- STATED EXERCISE: Repeat each line exactly, leaving nothing out.

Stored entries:
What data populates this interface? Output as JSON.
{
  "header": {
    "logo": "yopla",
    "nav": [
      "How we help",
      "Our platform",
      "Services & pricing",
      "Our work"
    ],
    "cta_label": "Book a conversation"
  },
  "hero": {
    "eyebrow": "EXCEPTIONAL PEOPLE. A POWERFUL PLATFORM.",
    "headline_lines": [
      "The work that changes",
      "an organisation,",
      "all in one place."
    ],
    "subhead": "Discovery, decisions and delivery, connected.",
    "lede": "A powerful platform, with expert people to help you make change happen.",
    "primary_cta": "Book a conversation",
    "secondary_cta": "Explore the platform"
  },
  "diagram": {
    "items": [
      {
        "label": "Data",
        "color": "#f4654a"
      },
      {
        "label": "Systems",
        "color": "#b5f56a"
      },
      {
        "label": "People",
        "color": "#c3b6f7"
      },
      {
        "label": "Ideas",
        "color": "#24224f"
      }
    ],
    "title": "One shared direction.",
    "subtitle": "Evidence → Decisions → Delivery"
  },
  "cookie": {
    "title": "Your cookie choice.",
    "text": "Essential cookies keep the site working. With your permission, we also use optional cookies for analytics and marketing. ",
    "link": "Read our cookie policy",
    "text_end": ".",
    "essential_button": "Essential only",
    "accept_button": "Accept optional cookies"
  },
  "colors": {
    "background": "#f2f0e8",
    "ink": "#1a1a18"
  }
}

- EXERCISE RESULT:
What data populates this interface? Output as JSON.
{
  "header": {
    "logo": "yopla",
    "nav": [
      "How we help",
      "Our platform",
      "Services & pricing",
      "Our work"
    ],
    "cta_label": "Book a conversation"
  },
  "hero": {
    "eyebrow": "EXCEPTIONAL PEOPLE. A POWERFUL PLATFORM.",
    "headline_lines": [
      "The work that changes",
      "an organisation,",
      "all in one place."
    ],
    "subhead": "Discovery, decisions and delivery, connected.",
    "lede": "A powerful platform, with expert people to help you make change happen.",
    "primary_cta": "Book a conversation",
    "secondary_cta": "Explore the platform"
  },
  "diagram": {
    "items": [
      {
        "label": "Data",
        "color": "#f4654a"
      },
      {
        "label": "Systems",
        "color": "#b5f56a"
      },
      {
        "label": "People",
        "color": "#c3b6f7"
      },
      {
        "label": "Ideas",
        "color": "#24224f"
      }
    ],
    "title": "One shared direction.",
    "subtitle": "Evidence → Decisions → Delivery"
  },
  "cookie": {
    "title": "Your cookie choice.",
    "text": "Essential cookies keep the site working. With your permission, we also use optional cookies for analytics and marketing. ",
    "link": "Read our cookie policy",
    "text_end": ".",
    "essential_button": "Essential only",
    "accept_button": "Accept optional cookies"
  },
  "colors": {
    "background": "#f2f0e8",
    "ink": "#1a1a18"
  }
}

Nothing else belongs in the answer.